**** Selected text ****

And if you like the idea of art in a shipping container, you can follow that up with the new show at Juicy’s Gallery, which is located in Manhattan Mini Storage. This month they’re showing new paintings by Keith AllYn Spencer. By appointment only.

Wed

Anthology Film Archives

32 Second Avenue
New York, NY 10003
Screening: 7:30 PM; Admission varies from $6 - $10Website

ALL CIRCUITS ON: Remembering Douglas Davis and Paul Ryan

For those with a sweet tooth for video art history: Electronic Arts Intermix is teaming up with Anthology Film Archives to present some of early video art’s greatest hits by Douglas Davis and Paul Ryan. You’ll get to see works from TV as a Creative Medium—commonly referred to as the first video art exhibition—and the sexily titled “How to Make Love to Your Television Set,” among others.

Throughout LIC

(Almost) everything is FREE Website

The Fourth Annual Long Island City Arts Open

It’s open studios time! LIC opens up its exhibition spaces and studios for a five-day festival, and will include talks by 5 Pointz graffiti artists—last fall their space was whitewashed, then shut down. Just take a look at the festival map, and you’ll see there’s a helluva lot to do out in LIC this week.

5 Pointz lecture: May 15, 8:00 -10:00 PM, Jeffrey Leder Gallery (21-37 45th Road)

Thu

Sgorbati Projects

525-531 West 26th Street, Fourth Floor
New York, NY 10001
Opening: 6:00 - 8:00 PMWebsite

In the Beginning/ End-States

Even when art looks abstract, it often points to objects in the real world. Here, with In the Beginning/ End-States, we’re presented with work that deals with the world out there—the cosmos. That’s maybe a run-of-the-mill curatorial statement, but we’re intrigued by this grouping of artists that pairs the digital work of Cory Arcangel with the minimal canvases of Ross Bleckner, for example. Other artists include Alice Aycock, Keith Sonnier, Aleksandra Mir, and Adam McEwen.

 

Fri

BAM Rose Cinemas

1 MetroTech Roadway
Brooklyn, NY 11201
Screenings: 2:00 PM, 4:00 PM, 6:00 PM, 8:00 PM, 9:15 PM; Admission varies from $8 - $13 per ticketWebsite

Wizards

If you’re up for a whirlwind of bizarre visuals, we’ve got a choice film for you. Ralph Bashki’s 1977 cartoon masterpiece Wizards portrays a dark future where two wizards, one good, one a Nazi, battle for earth’s future. Excellent.

**** Data extracts ****

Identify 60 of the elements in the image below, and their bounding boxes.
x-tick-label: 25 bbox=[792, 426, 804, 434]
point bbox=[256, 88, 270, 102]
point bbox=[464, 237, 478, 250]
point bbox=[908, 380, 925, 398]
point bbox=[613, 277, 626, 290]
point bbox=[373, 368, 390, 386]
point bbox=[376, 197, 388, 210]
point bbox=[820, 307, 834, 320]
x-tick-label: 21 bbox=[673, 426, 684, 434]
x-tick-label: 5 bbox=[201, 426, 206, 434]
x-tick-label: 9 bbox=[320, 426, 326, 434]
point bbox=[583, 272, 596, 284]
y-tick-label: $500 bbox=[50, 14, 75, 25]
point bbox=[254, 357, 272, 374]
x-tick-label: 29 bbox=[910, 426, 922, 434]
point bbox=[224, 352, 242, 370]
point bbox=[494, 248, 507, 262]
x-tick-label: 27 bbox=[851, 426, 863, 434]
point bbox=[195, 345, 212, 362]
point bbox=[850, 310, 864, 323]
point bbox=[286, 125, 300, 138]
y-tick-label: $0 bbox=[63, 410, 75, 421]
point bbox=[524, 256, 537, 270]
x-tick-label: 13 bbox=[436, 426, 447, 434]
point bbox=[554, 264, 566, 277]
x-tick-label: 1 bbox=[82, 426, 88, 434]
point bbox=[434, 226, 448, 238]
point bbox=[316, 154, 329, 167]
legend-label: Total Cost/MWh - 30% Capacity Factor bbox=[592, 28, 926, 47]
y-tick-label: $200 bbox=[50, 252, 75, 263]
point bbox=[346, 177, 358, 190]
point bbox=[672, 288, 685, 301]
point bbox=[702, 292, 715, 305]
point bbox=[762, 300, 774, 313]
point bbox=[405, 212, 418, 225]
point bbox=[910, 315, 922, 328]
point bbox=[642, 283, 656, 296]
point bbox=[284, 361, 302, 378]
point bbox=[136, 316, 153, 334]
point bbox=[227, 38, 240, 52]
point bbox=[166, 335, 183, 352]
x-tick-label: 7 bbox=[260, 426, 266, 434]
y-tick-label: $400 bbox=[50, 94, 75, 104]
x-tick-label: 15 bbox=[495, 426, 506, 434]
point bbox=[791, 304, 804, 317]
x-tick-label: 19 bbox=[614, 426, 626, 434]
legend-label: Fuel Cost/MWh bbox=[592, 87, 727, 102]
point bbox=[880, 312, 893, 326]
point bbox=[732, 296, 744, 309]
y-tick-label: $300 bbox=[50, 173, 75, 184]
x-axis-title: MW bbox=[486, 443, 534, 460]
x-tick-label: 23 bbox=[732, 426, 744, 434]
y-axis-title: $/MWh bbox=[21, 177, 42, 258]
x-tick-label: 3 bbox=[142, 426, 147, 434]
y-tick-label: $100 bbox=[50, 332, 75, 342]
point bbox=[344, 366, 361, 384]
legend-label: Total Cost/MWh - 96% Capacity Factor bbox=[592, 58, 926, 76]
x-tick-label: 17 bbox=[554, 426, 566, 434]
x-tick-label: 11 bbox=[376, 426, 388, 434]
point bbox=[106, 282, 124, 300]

****

• **Your goal**
Do these statements agree with the art events listing? Answer yes or no for each and quote the words that decide it. (a) The show at Juicy's Gallery can be seen only by appointment. (b) The 5 Pointz lecture is held at Anthology Film Archives. (c) Wizards dates from 1977.

• **Solution below**
(a) Yes: "By appointment only."
(b) No: "5 Pointz lecture: May 15, 8:00 -10:00 PM, Jeffrey Leder Gallery (21-37 45th Road)"
(c) Yes: "Ralph Bashki’s 1977 cartoon masterpiece Wizards"